• _Aim_: Leave out the images; return the rest of the data exactly.

• _Stored data_:
::::::::::
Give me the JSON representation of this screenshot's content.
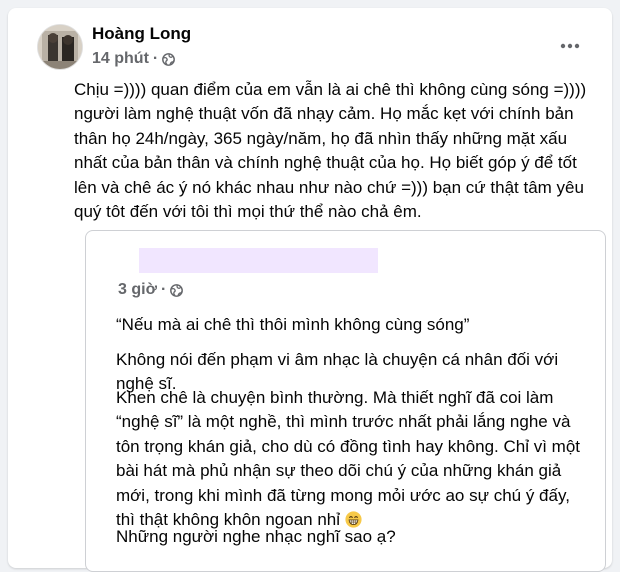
{
  "post": {
    "author": "Hoàng Long",
    "time": "14 phút",
    "separator": "·",
    "privacy_icon": "globe-icon",
    "more_icon": "more-options-icon",
    "text": "Chịu =)))) quan điểm của em vẫn là ai chê thì không cùng sóng =)))) người làm nghệ thuật vốn đã nhạy cảm. Họ mắc kẹt với chính bản thân họ 24h/ngày, 365 ngày/năm, họ đã nhìn thấy những mặt xấu nhất của bản thân và chính nghệ thuật của họ. Họ biết góp ý để tốt lên và chê ác ý nó khác nhau như nào chứ =))) bạn cứ thật tâm yêu quý tôt đến với tôi thì mọi thứ thể nào chả êm."
  },
  "shared_post": {
    "time": "3 giờ",
    "separator": "·",
    "privacy_icon": "globe-icon",
    "paragraphs": [
      "“Nếu mà ai chê thì thôi mình không cùng sóng”",
      "Không nói đến phạm vi âm nhạc là chuyện cá nhân đối với nghệ sĩ.",
      "Khen chê là chuyện bình thường. Mà thiết nghĩ đã coi làm “nghệ sĩ” là một nghề, thì mình trước nhất phải lắng nghe và tôn trọng khán giả, cho dù có đồng tình hay không. Chỉ vì một bài hát mà phủ nhận sự theo dõi chú ý của những khán giả mới, trong khi mình đã từng mong mỏi ước ao sự chú ý đấy, thì thật không khôn ngoan nhỉ",
      "Những người nghe nhạc nghĩ sao ạ?"
    ],
    "emoji": "grinning-face-icon"
  },
  "colors": {
    "text": "#050505",
    "secondary": "#65676b",
    "border": "#ced0d4",
    "redaction": "#f1e6ff",
    "background": "#f0f2f5"
  }
}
::::::::::
• _Solution to the problem_:
Give me the JSON representation of this screenshot's content.
{
  "post": {
    "author": "Hoàng Long",
    "time": "14 phút",
    "separator": "·",
    "privacy_icon": "globe-icon",
    "more_icon": "more-options-icon",
    "text": "Chịu =)))) quan điểm của em vẫn là ai chê thì không cùng sóng =)))) người làm nghệ thuật vốn đã nhạy cảm. Họ mắc kẹt với chính bản thân họ 24h/ngày, 365 ngày/năm, họ đã nhìn thấy những mặt xấu nhất của bản thân và chính nghệ thuật của họ. Họ biết góp ý để tốt lên và chê ác ý nó khác nhau như nào chứ =))) bạn cứ thật tâm yêu quý tôt đến với tôi thì mọi thứ thể nào chả êm."
  },
  "shared_post": {
    "time": "3 giờ",
    "separator": "·",
    "privacy_icon": "globe-icon",
    "paragraphs": [
      "“Nếu mà ai chê thì thôi mình không cùng sóng”",
      "Không nói đến phạm vi âm nhạc là chuyện cá nhân đối với nghệ sĩ.",
      "Khen chê là chuyện bình thường. Mà thiết nghĩ đã coi làm “nghệ sĩ” là một nghề, thì mình trước nhất phải lắng nghe và tôn trọng khán giả, cho dù có đồng tình hay không. Chỉ vì một bài hát mà phủ nhận sự theo dõi chú ý của những khán giả mới, trong khi mình đã từng mong mỏi ước ao sự chú ý đấy, thì thật không khôn ngoan nhỉ",
      "Những người nghe nhạc nghĩ sao ạ?"
    ],
    "emoji": "grinning-face-icon"
  },
  "colors": {
    "text": "#050505",
    "secondary": "#65676b",
    "border": "#ced0d4",
    "redaction": "#f1e6ff",
    "background": "#f0f2f5"
  }
}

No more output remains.